_Listed entries_.
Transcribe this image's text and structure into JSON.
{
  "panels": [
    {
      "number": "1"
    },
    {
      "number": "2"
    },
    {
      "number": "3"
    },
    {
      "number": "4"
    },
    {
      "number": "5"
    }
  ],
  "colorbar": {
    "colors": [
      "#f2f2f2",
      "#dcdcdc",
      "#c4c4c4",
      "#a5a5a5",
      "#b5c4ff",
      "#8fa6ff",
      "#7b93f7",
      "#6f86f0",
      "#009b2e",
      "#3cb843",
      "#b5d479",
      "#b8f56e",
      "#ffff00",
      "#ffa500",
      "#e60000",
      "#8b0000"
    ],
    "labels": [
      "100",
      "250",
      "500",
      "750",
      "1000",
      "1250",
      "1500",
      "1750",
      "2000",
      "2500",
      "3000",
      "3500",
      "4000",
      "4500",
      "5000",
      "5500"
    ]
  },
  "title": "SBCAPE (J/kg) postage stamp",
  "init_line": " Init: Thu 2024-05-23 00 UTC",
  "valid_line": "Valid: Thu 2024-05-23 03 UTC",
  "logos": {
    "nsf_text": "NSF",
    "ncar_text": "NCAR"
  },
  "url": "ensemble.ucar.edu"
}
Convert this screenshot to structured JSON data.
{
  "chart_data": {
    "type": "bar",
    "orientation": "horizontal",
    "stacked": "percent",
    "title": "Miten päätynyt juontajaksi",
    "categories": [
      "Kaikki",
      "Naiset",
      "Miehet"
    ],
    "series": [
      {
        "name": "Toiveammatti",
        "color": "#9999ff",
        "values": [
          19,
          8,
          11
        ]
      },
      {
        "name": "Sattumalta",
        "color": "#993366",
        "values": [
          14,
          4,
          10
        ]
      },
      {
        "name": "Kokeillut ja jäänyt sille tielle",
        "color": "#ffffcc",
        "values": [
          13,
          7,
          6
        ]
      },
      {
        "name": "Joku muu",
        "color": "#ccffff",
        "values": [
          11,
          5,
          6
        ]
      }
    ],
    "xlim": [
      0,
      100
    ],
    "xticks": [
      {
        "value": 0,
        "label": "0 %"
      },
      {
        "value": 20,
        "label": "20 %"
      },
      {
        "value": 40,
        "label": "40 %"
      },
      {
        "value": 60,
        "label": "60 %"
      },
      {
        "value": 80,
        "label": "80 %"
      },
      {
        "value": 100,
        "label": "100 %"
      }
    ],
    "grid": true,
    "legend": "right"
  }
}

_What you have to do_. Retype the listing above in full, with no alterations.

_Answer below_.
Transcribe this image's text and structure into JSON.
{
  "panels": [
    {
      "number": "1"
    },
    {
      "number": "2"
    },
    {
      "number": "3"
    },
    {
      "number": "4"
    },
    {
      "number": "5"
    }
  ],
  "colorbar": {
    "colors": [
      "#f2f2f2",
      "#dcdcdc",
      "#c4c4c4",
      "#a5a5a5",
      "#b5c4ff",
      "#8fa6ff",
      "#7b93f7",
      "#6f86f0",
      "#009b2e",
      "#3cb843",
      "#b5d479",
      "#b8f56e",
      "#ffff00",
      "#ffa500",
      "#e60000",
      "#8b0000"
    ],
    "labels": [
      "100",
      "250",
      "500",
      "750",
      "1000",
      "1250",
      "1500",
      "1750",
      "2000",
      "2500",
      "3000",
      "3500",
      "4000",
      "4500",
      "5000",
      "5500"
    ]
  },
  "title": "SBCAPE (J/kg) postage stamp",
  "init_line": " Init: Thu 2024-05-23 00 UTC",
  "valid_line": "Valid: Thu 2024-05-23 03 UTC",
  "logos": {
    "nsf_text": "NSF",
    "ncar_text": "NCAR"
  },
  "url": "ensemble.ucar.edu"
}
Convert this screenshot to structured JSON data.
{
  "chart_data": {
    "type": "bar",
    "orientation": "horizontal",
    "stacked": "percent",
    "title": "Miten päätynyt juontajaksi",
    "categories": [
      "Kaikki",
      "Naiset",
      "Miehet"
    ],
    "series": [
      {
        "name": "Toiveammatti",
        "color": "#9999ff",
        "values": [
          19,
          8,
          11
        ]
      },
      {
        "name": "Sattumalta",
        "color": "#993366",
        "values": [
          14,
          4,
          10
        ]
      },
      {
        "name": "Kokeillut ja jäänyt sille tielle",
        "color": "#ffffcc",
        "values": [
          13,
          7,
          6
        ]
      },
      {
        "name": "Joku muu",
        "color": "#ccffff",
        "values": [
          11,
          5,
          6
        ]
      }
    ],
    "xlim": [
      0,
      100
    ],
    "xticks": [
      {
        "value": 0,
        "label": "0 %"
      },
      {
        "value": 20,
        "label": "20 %"
      },
      {
        "value": 40,
        "label": "40 %"
      },
      {
        "value": 60,
        "label": "60 %"
      },
      {
        "value": 80,
        "label": "80 %"
      },
      {
        "value": 100,
        "label": "100 %"
      }
    ],
    "grid": true,
    "legend": "right"
  }
}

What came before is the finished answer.